[START OF DATA ROWS]

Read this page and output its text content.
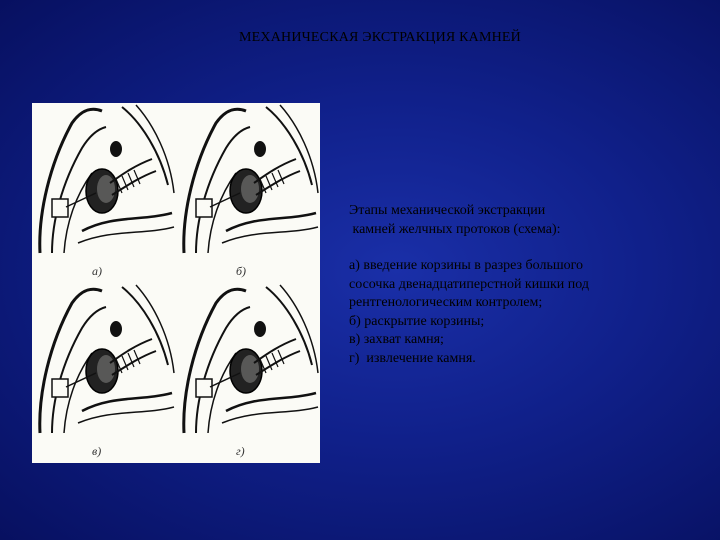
МЕХАНИЧЕСКАЯ ЭКСТРАКЦИЯ КАМНЕЙ
а)	б)
в)	г)
Этапы механической экстракции
камней желчных протоков (схема):
а) введение корзины в разрез большого
сосочка двенадцатиперстной кишки под
рентгенологическим контролем;
б) раскрытие корзины;
в) захват камня;
г)  извлечение камня.
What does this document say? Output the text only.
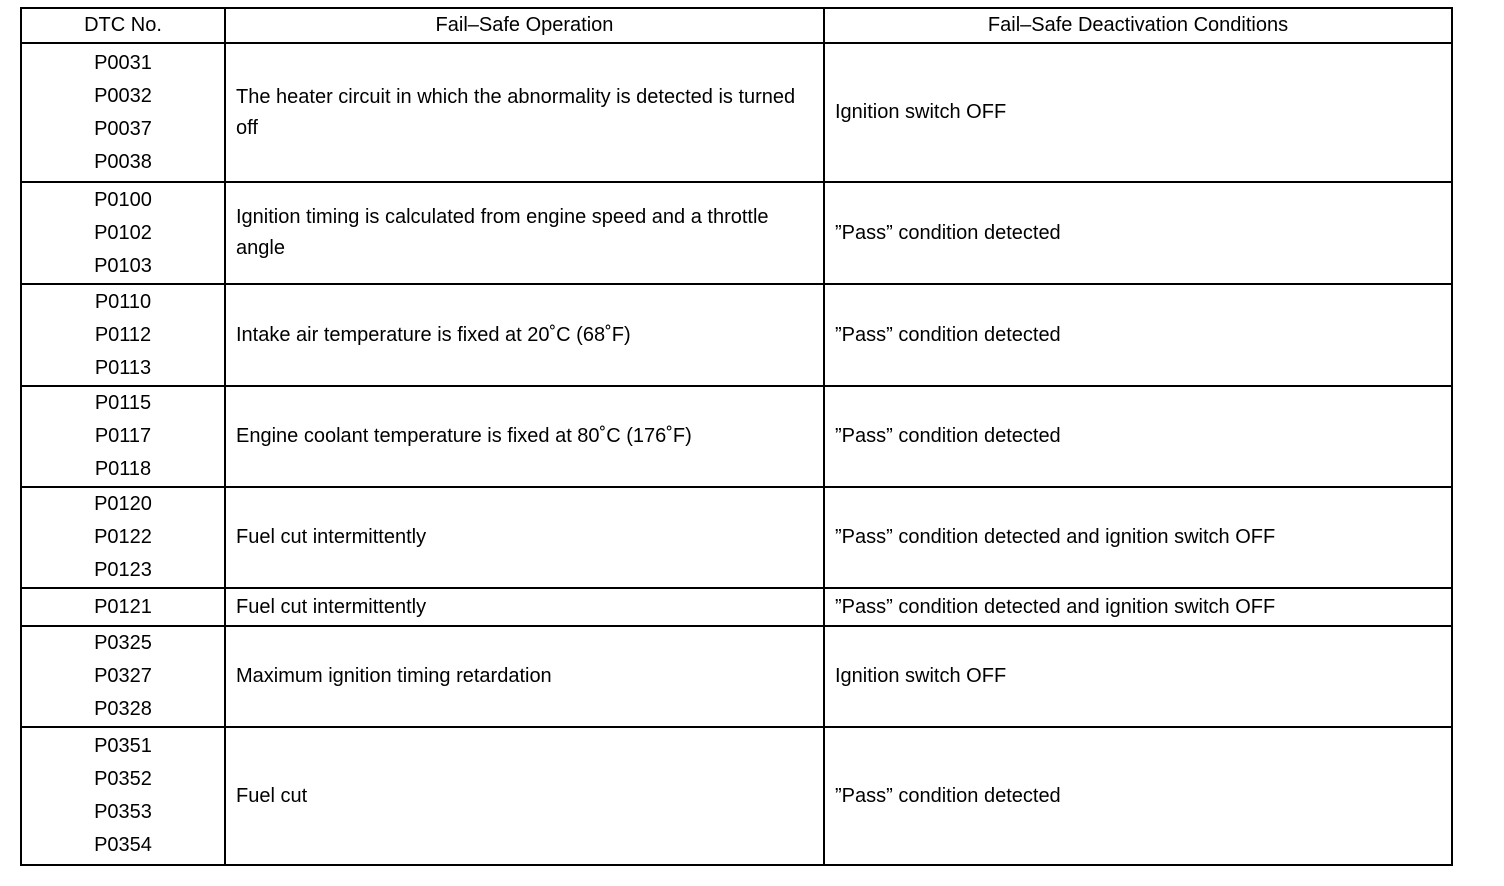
DTC No.	Fail–Safe Operation	Fail–Safe Deactivation Conditions

P0031
P0032
P0037
P0038	The heater circuit in which the abnormality is detected is turned off	Ignition switch OFF

P0100
P0102
P0103	Ignition timing is calculated from engine speed and a throttle angle	”Pass” condition detected

P0110
P0112
P0113	Intake air temperature is fixed at 20˚C (68˚F)	”Pass” condition detected

P0115
P0117
P0118	Engine coolant temperature is fixed at 80˚C (176˚F)	”Pass” condition detected

P0120
P0122
P0123	Fuel cut intermittently	”Pass” condition detected and ignition switch OFF

P0121	Fuel cut intermittently	”Pass” condition detected and ignition switch OFF

P0325
P0327
P0328	Maximum ignition timing retardation	Ignition switch OFF

P0351
P0352
P0353
P0354	Fuel cut	”Pass” condition detected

[END OF DATA ROWS]

▶ **WRITTEN REQUEST**: Identify every line holding the word "Pass" and copy it out.

▶ **REPLY**:
P0103	Ignition timing is calculated from engine speed and a throttle angle	”Pass” condition detected
P0113	Intake air temperature is fixed at 20˚C (68˚F)	”Pass” condition detected
P0118	Engine coolant temperature is fixed at 80˚C (176˚F)	”Pass” condition detected
P0123	Fuel cut intermittently	”Pass” condition detected and ignition switch OFF
P0121	Fuel cut intermittently	”Pass” condition detected and ignition switch OFF
P0354	Fuel cut	”Pass” condition detected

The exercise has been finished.